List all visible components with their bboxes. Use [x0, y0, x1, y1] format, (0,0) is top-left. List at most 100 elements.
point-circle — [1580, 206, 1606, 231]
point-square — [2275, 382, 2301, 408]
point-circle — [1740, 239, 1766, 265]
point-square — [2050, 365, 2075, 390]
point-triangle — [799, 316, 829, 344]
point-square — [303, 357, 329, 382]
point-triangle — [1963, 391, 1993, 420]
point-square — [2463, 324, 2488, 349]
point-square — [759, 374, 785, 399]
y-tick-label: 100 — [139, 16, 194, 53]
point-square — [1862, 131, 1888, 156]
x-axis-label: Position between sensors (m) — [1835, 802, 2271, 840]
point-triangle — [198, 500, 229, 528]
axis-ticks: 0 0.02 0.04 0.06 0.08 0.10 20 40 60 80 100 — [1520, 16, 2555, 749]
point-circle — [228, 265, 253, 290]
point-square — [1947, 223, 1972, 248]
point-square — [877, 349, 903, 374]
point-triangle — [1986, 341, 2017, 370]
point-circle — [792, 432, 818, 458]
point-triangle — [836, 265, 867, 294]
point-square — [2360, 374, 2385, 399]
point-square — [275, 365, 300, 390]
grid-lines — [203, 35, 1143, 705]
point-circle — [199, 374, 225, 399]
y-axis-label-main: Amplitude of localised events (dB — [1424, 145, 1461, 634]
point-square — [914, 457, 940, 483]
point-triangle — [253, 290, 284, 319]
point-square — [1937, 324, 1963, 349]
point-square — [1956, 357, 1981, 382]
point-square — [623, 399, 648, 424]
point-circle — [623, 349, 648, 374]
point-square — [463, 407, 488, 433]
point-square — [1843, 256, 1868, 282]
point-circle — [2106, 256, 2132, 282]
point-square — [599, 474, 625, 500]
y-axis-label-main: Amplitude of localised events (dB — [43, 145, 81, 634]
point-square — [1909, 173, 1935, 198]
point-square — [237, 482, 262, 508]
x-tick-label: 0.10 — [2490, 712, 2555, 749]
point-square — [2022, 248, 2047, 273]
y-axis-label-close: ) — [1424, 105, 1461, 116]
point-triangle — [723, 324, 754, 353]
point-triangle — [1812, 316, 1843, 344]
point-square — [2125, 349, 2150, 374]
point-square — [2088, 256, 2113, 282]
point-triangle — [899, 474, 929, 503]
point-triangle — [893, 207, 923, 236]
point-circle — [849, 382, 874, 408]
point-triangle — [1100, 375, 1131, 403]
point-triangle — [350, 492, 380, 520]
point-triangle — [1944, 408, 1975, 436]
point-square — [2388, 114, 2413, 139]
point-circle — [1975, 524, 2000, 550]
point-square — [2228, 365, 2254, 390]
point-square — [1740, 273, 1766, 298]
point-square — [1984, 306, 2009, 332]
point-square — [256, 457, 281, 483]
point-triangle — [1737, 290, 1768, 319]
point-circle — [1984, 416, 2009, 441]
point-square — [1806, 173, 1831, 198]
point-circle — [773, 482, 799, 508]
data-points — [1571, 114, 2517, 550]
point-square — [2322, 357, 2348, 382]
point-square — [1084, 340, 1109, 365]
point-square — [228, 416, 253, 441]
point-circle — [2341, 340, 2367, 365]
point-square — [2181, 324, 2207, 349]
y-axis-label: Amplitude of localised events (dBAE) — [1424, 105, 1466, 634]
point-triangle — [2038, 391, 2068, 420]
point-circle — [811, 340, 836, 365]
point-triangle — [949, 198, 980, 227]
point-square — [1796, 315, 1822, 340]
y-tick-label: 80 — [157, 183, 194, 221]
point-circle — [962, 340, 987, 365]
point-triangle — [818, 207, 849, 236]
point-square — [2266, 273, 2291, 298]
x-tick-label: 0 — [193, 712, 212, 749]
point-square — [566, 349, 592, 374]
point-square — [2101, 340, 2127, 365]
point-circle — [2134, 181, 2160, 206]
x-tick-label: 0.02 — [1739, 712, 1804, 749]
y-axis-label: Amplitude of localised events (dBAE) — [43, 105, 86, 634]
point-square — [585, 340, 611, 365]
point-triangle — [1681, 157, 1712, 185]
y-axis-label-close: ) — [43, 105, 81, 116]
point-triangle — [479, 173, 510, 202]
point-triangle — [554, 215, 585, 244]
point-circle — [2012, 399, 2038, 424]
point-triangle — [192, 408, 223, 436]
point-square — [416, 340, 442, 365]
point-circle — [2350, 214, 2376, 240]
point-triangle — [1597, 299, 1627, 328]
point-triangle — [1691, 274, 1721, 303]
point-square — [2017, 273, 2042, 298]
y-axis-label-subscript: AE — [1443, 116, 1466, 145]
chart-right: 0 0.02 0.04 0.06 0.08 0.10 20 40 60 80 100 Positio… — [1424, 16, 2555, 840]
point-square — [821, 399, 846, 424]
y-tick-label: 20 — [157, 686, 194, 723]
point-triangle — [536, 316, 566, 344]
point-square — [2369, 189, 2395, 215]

→ AIM OF THE TASK:
Revise everything from the start of the records down to the line containing "point-triangle — [836, 265, 867, 294]", changing "Position" to "Distance" and leaving the rest as it is.

→ RESULT FOR THIS EXERCISE:
List all visible components with their bboxes. Use [x0, y0, x1, y1] format, (0,0) is top-left. List at most 100 elements.
point-circle — [1580, 206, 1606, 231]
point-square — [2275, 382, 2301, 408]
point-circle — [1740, 239, 1766, 265]
point-square — [2050, 365, 2075, 390]
point-triangle — [799, 316, 829, 344]
point-square — [303, 357, 329, 382]
point-triangle — [1963, 391, 1993, 420]
point-square — [2463, 324, 2488, 349]
point-square — [759, 374, 785, 399]
y-tick-label: 100 — [139, 16, 194, 53]
point-square — [1862, 131, 1888, 156]
x-axis-label: Distance between sensors (m) — [1835, 802, 2271, 840]
point-triangle — [198, 500, 229, 528]
axis-ticks: 0 0.02 0.04 0.06 0.08 0.10 20 40 60 80 100 — [1520, 16, 2555, 749]
point-circle — [228, 265, 253, 290]
point-square — [1947, 223, 1972, 248]
point-square — [877, 349, 903, 374]
point-triangle — [1986, 341, 2017, 370]
point-circle — [792, 432, 818, 458]
point-triangle — [836, 265, 867, 294]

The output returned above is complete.